:: What you have to do ::
Produce an exact transcription of the listing below, omitting the pictures.

-- START Provided information --

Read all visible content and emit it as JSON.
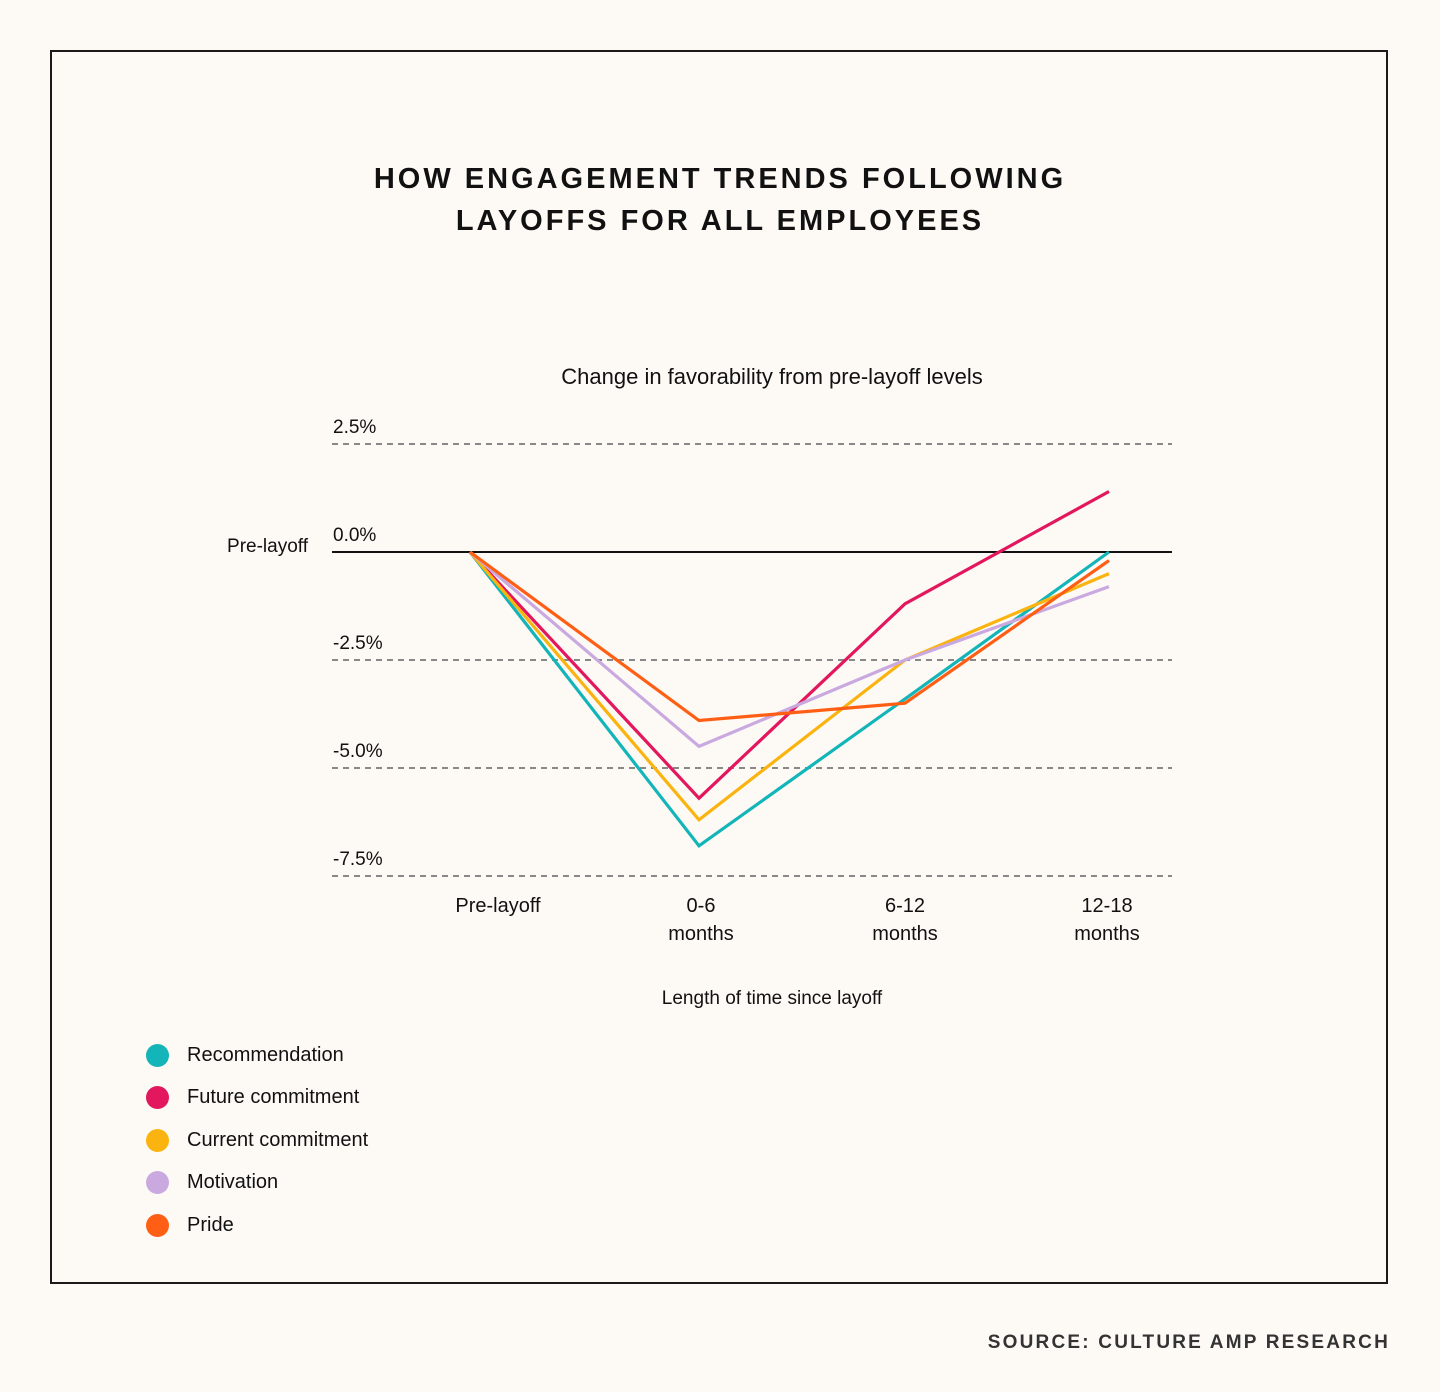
{
  "title_lines": [
    "HOW ENGAGEMENT TRENDS FOLLOWING",
    "LAYOFFS FOR ALL EMPLOYEES"
  ],
  "source": "SOURCE: CULTURE AMP RESEARCH",
  "colors": {
    "background": "#fdfaf6",
    "zero_line": "#111111",
    "grid": "#888888"
  },
  "chart_data": {
    "type": "line",
    "title": "Change in favorability from pre-layoff levels",
    "xlabel": "Length of time since layoff",
    "ylabel": "",
    "zero_line_label": "Pre-layoff",
    "categories": [
      "Pre-layoff",
      "0-6 months",
      "6-12 months",
      "12-18 months"
    ],
    "category_lines": [
      [
        "Pre-layoff"
      ],
      [
        "0-6",
        "months"
      ],
      [
        "6-12",
        "months"
      ],
      [
        "12-18",
        "months"
      ]
    ],
    "y_ticks": [
      2.5,
      0,
      -2.5,
      -5,
      -7.5
    ],
    "y_tick_labels": [
      "2.5%",
      "0.0%",
      "-2.5%",
      "-5.0%",
      "-7.5%"
    ],
    "ylim": [
      -7.5,
      2.5
    ],
    "grid": "dashed horizontal",
    "legend_position": "bottom-left",
    "series": [
      {
        "name": "Recommendation",
        "color": "#13b5b8",
        "values": [
          0,
          -6.8,
          -3.4,
          0
        ]
      },
      {
        "name": "Future commitment",
        "color": "#e3175d",
        "values": [
          0,
          -5.7,
          -1.2,
          1.4
        ]
      },
      {
        "name": "Current commitment",
        "color": "#fbb40f",
        "values": [
          0,
          -6.2,
          -2.5,
          -0.5
        ]
      },
      {
        "name": "Motivation",
        "color": "#c9a9e0",
        "values": [
          0,
          -4.5,
          -2.5,
          -0.8
        ]
      },
      {
        "name": "Pride",
        "color": "#ff5f14",
        "values": [
          0,
          -3.9,
          -3.5,
          -0.2
        ]
      }
    ]
  }
}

-- END Provided information --

:: Answer to the task ::
Read all visible content and emit it as JSON.
{
  "title_lines": [
    "HOW ENGAGEMENT TRENDS FOLLOWING",
    "LAYOFFS FOR ALL EMPLOYEES"
  ],
  "source": "SOURCE: CULTURE AMP RESEARCH",
  "colors": {
    "background": "#fdfaf6",
    "zero_line": "#111111",
    "grid": "#888888"
  },
  "chart_data": {
    "type": "line",
    "title": "Change in favorability from pre-layoff levels",
    "xlabel": "Length of time since layoff",
    "ylabel": "",
    "zero_line_label": "Pre-layoff",
    "categories": [
      "Pre-layoff",
      "0-6 months",
      "6-12 months",
      "12-18 months"
    ],
    "category_lines": [
      [
        "Pre-layoff"
      ],
      [
        "0-6",
        "months"
      ],
      [
        "6-12",
        "months"
      ],
      [
        "12-18",
        "months"
      ]
    ],
    "y_ticks": [
      2.5,
      0,
      -2.5,
      -5,
      -7.5
    ],
    "y_tick_labels": [
      "2.5%",
      "0.0%",
      "-2.5%",
      "-5.0%",
      "-7.5%"
    ],
    "ylim": [
      -7.5,
      2.5
    ],
    "grid": "dashed horizontal",
    "legend_position": "bottom-left",
    "series": [
      {
        "name": "Recommendation",
        "color": "#13b5b8",
        "values": [
          0,
          -6.8,
          -3.4,
          0
        ]
      },
      {
        "name": "Future commitment",
        "color": "#e3175d",
        "values": [
          0,
          -5.7,
          -1.2,
          1.4
        ]
      },
      {
        "name": "Current commitment",
        "color": "#fbb40f",
        "values": [
          0,
          -6.2,
          -2.5,
          -0.5
        ]
      },
      {
        "name": "Motivation",
        "color": "#c9a9e0",
        "values": [
          0,
          -4.5,
          -2.5,
          -0.8
        ]
      },
      {
        "name": "Pride",
        "color": "#ff5f14",
        "values": [
          0,
          -3.9,
          -3.5,
          -0.2
        ]
      }
    ]
  }
}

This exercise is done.